Short task:
Reproduce the records below exactly as they appear.

Information given:
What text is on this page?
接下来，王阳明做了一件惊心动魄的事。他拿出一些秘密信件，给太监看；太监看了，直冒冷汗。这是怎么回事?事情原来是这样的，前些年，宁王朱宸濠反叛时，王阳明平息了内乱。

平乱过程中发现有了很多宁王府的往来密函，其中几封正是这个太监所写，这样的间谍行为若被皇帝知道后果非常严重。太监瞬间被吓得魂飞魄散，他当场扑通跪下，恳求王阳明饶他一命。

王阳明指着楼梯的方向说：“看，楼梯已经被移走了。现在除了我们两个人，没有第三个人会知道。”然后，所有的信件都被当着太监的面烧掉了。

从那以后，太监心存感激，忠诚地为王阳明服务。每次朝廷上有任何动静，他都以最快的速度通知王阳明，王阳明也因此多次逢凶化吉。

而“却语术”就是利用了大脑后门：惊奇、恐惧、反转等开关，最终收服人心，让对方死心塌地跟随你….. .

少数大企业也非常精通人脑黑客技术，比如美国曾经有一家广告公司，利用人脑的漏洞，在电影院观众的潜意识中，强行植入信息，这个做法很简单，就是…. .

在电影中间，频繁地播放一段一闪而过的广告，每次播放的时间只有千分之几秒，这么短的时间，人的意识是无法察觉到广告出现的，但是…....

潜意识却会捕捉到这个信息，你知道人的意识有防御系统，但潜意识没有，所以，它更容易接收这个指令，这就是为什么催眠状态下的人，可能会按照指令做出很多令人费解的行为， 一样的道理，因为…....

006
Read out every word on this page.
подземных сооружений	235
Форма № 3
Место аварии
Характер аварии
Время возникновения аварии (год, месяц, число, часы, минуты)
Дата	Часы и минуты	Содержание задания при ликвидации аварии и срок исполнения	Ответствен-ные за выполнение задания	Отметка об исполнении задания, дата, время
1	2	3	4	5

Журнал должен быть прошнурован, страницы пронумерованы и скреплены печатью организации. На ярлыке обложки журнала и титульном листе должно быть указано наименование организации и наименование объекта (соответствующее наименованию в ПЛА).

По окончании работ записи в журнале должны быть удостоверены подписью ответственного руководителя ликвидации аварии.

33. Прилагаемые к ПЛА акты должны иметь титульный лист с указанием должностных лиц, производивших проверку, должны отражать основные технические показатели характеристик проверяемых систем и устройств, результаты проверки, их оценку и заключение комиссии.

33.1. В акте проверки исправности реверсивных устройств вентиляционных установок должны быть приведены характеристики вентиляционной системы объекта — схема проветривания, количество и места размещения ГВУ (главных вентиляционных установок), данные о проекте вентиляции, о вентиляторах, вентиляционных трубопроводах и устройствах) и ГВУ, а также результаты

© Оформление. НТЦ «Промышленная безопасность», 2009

Task output:
What text is on this page?
接下来，王阳明做了一件惊心动魄的事。他拿出一些秘密信件，给太监看；太监看了，直冒冷汗。这是怎么回事?事情原来是这样的，前些年，宁王朱宸濠反叛时，王阳明平息了内乱。

平乱过程中发现有了很多宁王府的往来密函，其中几封正是这个太监所写，这样的间谍行为若被皇帝知道后果非常严重。太监瞬间被吓得魂飞魄散，他当场扑通跪下，恳求王阳明饶他一命。

王阳明指着楼梯的方向说：“看，楼梯已经被移走了。现在除了我们两个人，没有第三个人会知道。”然后，所有的信件都被当着太监的面烧掉了。

从那以后，太监心存感激，忠诚地为王阳明服务。每次朝廷上有任何动静，他都以最快的速度通知王阳明，王阳明也因此多次逢凶化吉。

而“却语术”就是利用了大脑后门：惊奇、恐惧、反转等开关，最终收服人心，让对方死心塌地跟随你….. .

少数大企业也非常精通人脑黑客技术，比如美国曾经有一家广告公司，利用人脑的漏洞，在电影院观众的潜意识中，强行植入信息，这个做法很简单，就是…. .

在电影中间，频繁地播放一段一闪而过的广告，每次播放的时间只有千分之几秒，这么短的时间，人的意识是无法察觉到广告出现的，但是…....

潜意识却会捕捉到这个信息，你知道人的意识有防御系统，但潜意识没有，所以，它更容易接收这个指令，这就是为什么催眠状态下的人，可能会按照指令做出很多令人费解的行为， 一样的道理，因为…....

006
Read out every word on this page.
подземных сооружений	235
Форма № 3
Место аварии
Характер аварии
Время возникновения аварии (год, месяц, число, часы, минуты)
Дата	Часы и минуты	Содержание задания при ликвидации аварии и срок исполнения	Ответствен-ные за выполнение задания	Отметка об исполнении задания, дата, время
1	2	3	4	5

Журнал должен быть прошнурован, страницы пронумерованы и скреплены печатью организации. На ярлыке обложки журнала и титульном листе должно быть указано наименование организации и наименование объекта (соответствующее наименованию в ПЛА).

По окончании работ записи в журнале должны быть удостоверены подписью ответственного руководителя ликвидации аварии.

33. Прилагаемые к ПЛА акты должны иметь титульный лист с указанием должностных лиц, производивших проверку, должны отражать основные технические показатели характеристик проверяемых систем и устройств, результаты проверки, их оценку и заключение комиссии.

33.1. В акте проверки исправности реверсивных устройств вентиляционных установок должны быть приведены характеристики вентиляционной системы объекта — схема проветривания, количество и места размещения ГВУ (главных вентиляционных установок), данные о проекте вентиляции, о вентиляторах, вентиляционных трубопроводах и устройствах) и ГВУ, а также результаты

© Оформление. НТЦ «Промышленная безопасность», 2009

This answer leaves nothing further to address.